**Stated problem**
Go through the entries one line at a time, and gather every line that has the word "schon".

[Items from a data source]
################

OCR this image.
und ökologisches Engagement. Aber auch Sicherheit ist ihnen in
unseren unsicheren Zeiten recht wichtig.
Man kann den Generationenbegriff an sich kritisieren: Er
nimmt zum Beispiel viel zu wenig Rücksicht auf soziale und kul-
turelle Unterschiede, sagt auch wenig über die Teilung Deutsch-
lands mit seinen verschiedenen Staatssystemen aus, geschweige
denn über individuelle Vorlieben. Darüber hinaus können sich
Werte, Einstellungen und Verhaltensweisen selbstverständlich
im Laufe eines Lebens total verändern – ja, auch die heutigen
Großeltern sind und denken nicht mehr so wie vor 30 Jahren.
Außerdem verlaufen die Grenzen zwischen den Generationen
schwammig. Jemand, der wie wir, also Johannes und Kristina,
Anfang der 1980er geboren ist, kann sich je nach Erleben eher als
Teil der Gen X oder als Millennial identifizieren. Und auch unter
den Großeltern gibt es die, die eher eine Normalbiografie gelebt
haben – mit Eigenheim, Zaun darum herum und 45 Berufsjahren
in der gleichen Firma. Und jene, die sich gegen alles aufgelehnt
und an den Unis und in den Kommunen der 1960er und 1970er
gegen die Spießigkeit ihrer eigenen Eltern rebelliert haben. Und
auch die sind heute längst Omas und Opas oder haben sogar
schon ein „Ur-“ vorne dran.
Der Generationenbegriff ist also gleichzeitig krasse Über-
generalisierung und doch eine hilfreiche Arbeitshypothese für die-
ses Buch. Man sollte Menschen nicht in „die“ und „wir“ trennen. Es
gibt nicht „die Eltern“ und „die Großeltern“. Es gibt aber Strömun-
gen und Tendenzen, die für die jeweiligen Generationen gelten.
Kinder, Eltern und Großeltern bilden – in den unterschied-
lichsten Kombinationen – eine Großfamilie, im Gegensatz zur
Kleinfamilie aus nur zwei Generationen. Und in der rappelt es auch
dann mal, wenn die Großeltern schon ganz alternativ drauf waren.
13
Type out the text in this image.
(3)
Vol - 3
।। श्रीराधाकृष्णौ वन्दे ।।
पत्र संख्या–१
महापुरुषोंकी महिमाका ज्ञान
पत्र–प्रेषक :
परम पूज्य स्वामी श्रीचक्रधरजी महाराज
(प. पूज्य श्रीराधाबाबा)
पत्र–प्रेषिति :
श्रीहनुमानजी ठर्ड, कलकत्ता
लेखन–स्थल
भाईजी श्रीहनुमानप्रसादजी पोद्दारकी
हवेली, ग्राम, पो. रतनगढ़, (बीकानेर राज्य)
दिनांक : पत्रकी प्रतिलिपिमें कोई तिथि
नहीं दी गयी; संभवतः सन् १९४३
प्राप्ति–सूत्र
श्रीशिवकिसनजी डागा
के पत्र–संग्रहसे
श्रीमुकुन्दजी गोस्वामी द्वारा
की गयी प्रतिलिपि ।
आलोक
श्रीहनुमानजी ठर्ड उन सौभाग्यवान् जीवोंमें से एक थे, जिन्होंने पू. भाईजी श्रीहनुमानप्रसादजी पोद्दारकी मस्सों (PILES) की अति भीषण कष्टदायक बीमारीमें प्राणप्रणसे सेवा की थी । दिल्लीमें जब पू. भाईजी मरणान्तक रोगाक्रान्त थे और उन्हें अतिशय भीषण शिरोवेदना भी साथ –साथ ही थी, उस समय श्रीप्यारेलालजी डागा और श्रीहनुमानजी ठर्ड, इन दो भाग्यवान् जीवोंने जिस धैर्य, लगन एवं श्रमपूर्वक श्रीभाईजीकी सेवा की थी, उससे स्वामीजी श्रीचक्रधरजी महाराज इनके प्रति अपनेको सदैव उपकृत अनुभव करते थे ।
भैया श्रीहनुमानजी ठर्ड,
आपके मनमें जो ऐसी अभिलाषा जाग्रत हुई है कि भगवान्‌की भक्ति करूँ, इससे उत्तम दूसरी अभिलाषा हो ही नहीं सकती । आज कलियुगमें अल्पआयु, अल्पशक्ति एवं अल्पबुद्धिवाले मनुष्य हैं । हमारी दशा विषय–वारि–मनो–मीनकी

################

**Worked answer**
schon ein „Ur-“ vorne dran.
dann mal, wenn die Großeltern schon ganz alternativ drauf waren.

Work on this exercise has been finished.